_Given exercise:_ Check each line of the records below and collect those that include the word "Histogrammes".
★ ★ ★
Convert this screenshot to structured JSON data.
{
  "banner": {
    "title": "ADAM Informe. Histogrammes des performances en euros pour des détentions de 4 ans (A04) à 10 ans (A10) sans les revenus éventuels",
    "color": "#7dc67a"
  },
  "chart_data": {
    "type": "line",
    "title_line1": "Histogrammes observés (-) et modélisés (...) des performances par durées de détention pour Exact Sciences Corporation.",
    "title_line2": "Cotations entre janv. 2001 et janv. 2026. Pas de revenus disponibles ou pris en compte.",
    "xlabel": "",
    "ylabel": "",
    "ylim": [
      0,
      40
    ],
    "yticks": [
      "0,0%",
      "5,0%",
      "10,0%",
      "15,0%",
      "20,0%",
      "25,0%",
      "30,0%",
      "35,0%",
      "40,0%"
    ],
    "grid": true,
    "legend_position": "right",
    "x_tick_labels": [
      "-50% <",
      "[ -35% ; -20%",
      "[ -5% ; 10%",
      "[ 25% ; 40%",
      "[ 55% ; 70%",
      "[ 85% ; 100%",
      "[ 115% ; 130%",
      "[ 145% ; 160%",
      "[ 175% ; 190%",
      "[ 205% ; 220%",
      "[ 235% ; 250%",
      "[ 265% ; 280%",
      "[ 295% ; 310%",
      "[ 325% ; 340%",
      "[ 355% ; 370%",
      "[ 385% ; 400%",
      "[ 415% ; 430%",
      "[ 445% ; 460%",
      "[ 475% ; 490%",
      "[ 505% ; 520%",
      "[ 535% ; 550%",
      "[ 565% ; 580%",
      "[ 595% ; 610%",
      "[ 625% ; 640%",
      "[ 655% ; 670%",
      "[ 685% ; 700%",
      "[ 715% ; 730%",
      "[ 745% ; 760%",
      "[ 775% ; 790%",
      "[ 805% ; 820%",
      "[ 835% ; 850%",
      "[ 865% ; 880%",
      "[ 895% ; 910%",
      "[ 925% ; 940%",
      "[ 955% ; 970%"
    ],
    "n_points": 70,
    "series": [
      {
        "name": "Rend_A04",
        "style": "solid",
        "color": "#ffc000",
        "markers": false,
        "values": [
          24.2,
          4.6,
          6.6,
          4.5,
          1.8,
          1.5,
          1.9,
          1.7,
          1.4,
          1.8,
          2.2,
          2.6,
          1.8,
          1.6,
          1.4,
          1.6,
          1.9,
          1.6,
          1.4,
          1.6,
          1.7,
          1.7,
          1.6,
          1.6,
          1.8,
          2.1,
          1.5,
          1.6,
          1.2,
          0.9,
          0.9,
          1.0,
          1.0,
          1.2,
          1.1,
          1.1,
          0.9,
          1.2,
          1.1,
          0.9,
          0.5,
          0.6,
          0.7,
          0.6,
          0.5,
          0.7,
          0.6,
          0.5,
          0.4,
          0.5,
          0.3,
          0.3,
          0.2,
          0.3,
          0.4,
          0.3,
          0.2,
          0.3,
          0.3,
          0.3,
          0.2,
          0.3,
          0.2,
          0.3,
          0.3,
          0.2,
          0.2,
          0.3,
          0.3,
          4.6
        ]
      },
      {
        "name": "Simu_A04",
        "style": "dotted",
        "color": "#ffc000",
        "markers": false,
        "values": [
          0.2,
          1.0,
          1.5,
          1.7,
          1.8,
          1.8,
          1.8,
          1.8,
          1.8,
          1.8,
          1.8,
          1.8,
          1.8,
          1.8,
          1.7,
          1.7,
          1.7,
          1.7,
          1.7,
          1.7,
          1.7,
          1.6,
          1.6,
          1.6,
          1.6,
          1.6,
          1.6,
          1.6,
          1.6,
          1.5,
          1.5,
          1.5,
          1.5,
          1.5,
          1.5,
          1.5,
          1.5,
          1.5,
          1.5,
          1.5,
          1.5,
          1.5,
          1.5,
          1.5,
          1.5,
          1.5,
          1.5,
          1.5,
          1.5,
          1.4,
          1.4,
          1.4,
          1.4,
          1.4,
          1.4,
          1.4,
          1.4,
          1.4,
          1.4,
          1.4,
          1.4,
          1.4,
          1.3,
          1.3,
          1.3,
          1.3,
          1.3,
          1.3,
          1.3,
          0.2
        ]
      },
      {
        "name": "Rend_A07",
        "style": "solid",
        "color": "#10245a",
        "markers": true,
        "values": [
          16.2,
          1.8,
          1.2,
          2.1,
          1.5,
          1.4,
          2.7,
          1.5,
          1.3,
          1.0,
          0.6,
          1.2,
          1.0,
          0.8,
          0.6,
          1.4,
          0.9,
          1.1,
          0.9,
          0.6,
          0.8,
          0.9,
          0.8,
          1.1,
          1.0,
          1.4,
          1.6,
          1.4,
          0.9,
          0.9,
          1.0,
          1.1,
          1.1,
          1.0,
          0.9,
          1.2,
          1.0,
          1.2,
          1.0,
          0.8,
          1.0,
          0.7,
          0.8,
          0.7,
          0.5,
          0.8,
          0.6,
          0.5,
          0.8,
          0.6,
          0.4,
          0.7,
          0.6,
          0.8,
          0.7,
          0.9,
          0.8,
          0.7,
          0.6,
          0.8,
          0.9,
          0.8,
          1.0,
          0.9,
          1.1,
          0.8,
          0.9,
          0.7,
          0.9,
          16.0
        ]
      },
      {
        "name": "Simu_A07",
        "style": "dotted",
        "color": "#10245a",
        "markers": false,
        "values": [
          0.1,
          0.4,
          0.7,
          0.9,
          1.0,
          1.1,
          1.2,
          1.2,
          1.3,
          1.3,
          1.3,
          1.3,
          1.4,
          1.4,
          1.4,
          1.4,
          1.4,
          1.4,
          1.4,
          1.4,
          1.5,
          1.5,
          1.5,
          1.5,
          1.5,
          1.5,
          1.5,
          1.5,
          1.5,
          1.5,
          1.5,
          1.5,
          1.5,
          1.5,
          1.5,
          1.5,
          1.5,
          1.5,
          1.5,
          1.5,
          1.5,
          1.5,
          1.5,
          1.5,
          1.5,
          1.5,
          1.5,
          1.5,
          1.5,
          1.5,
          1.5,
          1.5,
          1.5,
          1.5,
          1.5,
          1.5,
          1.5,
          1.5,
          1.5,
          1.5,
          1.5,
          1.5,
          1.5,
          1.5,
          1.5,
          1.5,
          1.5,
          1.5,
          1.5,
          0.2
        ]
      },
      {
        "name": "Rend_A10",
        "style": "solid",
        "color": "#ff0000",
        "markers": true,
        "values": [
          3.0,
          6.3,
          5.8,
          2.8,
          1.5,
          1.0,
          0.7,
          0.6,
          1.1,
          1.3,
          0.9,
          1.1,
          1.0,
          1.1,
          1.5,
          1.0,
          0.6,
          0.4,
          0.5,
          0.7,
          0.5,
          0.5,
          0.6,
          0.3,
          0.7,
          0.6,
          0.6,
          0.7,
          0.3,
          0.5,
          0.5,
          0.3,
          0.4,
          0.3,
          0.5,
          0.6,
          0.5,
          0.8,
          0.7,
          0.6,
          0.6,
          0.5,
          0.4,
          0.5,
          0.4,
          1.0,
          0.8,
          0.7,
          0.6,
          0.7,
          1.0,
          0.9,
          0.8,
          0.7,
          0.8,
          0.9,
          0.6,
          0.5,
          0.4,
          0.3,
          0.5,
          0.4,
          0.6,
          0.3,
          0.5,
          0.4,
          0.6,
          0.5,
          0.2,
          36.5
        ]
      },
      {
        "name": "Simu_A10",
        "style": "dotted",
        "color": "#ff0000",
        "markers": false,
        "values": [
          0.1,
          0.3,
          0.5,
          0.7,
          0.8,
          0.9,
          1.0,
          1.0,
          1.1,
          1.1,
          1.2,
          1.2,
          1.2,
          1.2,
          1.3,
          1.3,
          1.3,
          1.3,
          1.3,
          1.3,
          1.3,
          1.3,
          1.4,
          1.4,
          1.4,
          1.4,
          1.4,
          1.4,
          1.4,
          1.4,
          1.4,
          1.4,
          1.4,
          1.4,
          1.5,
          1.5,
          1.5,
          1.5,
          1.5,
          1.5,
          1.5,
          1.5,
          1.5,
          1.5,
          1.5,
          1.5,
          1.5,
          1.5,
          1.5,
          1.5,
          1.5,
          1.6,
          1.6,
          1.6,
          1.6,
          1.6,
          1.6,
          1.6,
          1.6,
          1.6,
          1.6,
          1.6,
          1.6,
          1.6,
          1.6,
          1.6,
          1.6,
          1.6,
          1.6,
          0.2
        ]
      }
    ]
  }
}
★ ★ ★
_Answer below:_
    "title": "ADAM Informe. Histogrammes des performances en euros pour des détentions de 4 ans (A04) à 10 ans (A10) sans les revenus éventuels",
    "title_line1": "Histogrammes observés (-) et modélisés (...) des performances par durées de détention pour Exact Sciences Corporation.",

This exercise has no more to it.